→ EXERCISE DIRECTIONS: Work out how many lines in the entries contain the string "Осетия", and give nothing but that number.

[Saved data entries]
%%

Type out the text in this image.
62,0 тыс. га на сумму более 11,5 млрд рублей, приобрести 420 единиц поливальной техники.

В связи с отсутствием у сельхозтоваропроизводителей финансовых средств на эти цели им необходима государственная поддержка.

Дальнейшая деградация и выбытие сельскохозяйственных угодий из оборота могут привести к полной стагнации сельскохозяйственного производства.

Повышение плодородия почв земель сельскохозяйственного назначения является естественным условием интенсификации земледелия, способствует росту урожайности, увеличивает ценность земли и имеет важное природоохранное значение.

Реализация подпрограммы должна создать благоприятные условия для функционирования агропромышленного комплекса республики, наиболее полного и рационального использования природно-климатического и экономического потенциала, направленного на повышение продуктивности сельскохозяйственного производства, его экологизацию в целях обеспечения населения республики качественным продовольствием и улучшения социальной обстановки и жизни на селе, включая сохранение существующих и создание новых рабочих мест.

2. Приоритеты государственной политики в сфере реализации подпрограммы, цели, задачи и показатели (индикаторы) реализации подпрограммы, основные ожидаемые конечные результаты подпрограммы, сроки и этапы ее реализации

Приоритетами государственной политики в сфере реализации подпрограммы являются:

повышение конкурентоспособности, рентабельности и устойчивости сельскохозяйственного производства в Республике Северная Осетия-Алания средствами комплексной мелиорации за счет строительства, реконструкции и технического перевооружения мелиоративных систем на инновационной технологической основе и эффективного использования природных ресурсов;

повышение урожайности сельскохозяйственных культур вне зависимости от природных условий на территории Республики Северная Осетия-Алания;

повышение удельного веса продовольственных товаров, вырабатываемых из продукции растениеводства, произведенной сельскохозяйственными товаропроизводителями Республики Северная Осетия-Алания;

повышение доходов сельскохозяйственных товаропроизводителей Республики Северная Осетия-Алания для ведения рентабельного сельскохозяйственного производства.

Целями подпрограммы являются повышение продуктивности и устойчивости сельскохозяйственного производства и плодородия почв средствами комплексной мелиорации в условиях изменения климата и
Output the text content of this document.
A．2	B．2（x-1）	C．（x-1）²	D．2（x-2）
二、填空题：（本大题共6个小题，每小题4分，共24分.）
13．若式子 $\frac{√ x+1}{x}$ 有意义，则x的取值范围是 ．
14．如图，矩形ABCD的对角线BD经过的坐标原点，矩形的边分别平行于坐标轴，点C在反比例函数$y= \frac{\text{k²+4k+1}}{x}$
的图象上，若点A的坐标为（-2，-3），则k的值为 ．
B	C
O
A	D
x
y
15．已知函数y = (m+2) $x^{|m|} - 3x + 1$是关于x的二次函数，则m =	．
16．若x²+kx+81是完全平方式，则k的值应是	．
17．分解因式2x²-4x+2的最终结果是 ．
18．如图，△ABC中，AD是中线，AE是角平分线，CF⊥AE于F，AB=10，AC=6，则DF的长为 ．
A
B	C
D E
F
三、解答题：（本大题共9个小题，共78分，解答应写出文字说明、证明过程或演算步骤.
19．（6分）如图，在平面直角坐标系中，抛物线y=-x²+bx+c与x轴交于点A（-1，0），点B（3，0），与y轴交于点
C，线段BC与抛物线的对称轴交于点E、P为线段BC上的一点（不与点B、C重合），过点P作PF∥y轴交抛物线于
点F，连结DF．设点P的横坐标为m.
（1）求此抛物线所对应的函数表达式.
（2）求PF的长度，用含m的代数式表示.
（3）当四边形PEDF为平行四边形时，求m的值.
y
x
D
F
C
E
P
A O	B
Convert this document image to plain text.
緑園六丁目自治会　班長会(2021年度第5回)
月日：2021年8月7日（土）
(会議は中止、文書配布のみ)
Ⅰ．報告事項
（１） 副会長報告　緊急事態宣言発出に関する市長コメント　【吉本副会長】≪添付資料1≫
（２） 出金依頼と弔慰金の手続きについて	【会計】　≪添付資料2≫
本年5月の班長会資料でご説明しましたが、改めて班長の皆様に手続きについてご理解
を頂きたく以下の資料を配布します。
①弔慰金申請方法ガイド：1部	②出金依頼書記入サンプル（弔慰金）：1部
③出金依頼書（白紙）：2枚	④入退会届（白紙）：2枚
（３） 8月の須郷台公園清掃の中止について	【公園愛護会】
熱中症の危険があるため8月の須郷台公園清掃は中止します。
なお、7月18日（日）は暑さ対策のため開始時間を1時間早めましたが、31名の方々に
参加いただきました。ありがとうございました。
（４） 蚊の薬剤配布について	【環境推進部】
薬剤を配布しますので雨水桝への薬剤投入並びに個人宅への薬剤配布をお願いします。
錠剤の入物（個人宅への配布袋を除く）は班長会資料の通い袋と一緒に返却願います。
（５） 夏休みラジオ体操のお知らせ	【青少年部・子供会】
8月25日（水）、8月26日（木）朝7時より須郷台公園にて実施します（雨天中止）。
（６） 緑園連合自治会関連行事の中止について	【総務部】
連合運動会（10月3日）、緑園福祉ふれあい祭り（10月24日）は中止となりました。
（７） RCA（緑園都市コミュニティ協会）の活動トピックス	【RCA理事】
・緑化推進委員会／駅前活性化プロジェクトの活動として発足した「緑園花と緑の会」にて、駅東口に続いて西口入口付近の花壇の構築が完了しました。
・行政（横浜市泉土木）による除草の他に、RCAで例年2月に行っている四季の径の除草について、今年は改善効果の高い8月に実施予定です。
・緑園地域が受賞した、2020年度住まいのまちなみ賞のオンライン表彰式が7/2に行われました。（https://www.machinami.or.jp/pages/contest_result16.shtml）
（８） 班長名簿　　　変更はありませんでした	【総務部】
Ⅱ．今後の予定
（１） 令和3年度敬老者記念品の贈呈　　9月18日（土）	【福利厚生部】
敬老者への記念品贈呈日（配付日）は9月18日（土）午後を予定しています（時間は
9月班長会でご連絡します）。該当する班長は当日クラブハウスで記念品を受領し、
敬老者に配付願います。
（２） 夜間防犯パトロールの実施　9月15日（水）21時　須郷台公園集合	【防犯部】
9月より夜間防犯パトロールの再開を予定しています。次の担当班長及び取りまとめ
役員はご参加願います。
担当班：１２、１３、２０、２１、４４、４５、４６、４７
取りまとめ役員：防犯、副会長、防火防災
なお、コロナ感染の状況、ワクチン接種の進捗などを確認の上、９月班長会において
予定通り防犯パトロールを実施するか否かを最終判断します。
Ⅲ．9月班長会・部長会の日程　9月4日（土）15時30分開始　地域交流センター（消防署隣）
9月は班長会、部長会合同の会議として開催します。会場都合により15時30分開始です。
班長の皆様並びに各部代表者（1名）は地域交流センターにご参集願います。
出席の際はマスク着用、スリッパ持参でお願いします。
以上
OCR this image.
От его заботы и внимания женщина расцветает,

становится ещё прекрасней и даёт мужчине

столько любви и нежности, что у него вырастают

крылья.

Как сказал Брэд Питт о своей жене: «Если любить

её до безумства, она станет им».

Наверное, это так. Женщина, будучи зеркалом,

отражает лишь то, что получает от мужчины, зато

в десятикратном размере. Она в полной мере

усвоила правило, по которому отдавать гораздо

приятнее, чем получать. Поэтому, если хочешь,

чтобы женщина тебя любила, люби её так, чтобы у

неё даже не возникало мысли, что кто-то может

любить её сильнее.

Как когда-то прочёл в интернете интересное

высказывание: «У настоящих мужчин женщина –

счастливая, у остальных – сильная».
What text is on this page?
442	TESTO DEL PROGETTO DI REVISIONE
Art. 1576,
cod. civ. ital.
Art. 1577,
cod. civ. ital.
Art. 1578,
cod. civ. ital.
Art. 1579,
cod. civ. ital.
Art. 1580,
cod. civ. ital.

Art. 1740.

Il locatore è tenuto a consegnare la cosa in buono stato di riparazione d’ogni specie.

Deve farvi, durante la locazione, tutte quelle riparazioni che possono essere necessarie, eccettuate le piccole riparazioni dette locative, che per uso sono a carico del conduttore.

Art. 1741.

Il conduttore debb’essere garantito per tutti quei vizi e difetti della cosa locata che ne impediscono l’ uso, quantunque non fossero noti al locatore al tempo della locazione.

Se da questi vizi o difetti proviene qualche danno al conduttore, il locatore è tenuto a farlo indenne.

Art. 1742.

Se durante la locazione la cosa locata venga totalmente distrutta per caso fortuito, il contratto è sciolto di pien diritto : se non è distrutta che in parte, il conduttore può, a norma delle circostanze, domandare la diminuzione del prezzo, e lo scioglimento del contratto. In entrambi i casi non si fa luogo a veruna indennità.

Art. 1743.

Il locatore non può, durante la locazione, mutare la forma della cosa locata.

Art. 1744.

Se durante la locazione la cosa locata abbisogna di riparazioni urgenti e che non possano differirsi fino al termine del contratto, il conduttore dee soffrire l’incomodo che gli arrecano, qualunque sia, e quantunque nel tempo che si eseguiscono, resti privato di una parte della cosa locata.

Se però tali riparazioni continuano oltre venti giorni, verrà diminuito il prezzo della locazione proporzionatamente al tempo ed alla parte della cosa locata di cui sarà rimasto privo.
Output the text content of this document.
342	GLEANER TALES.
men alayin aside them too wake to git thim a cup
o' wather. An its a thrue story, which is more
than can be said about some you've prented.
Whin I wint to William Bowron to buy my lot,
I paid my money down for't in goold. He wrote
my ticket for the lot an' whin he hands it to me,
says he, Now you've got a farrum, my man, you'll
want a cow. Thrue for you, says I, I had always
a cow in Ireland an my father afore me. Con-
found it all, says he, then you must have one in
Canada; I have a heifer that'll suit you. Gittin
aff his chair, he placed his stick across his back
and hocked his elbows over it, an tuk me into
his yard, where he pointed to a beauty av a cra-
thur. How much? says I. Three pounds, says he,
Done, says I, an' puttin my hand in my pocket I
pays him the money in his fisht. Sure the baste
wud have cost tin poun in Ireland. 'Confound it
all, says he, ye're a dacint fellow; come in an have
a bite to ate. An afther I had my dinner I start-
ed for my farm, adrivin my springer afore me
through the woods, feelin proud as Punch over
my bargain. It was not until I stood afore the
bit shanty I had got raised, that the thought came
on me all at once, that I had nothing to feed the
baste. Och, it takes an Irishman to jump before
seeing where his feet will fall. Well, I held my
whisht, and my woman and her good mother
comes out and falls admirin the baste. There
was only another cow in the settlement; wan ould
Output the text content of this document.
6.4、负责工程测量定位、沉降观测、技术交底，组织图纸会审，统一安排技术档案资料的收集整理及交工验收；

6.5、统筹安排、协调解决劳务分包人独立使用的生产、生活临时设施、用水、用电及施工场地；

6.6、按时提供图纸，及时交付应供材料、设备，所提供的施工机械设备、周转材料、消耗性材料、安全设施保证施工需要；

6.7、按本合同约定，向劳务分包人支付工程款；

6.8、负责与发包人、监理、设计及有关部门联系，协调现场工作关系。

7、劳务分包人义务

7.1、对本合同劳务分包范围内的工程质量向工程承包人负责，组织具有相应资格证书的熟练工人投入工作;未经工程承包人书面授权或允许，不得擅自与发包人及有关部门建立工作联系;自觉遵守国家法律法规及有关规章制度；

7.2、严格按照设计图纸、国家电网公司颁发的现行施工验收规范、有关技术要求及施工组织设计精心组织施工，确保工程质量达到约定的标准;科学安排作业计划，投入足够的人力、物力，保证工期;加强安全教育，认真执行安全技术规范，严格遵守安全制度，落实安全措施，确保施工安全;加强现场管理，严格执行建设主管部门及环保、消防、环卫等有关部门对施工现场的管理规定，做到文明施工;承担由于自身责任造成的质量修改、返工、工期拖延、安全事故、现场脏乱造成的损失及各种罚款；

%%

→ SOLUTION: 4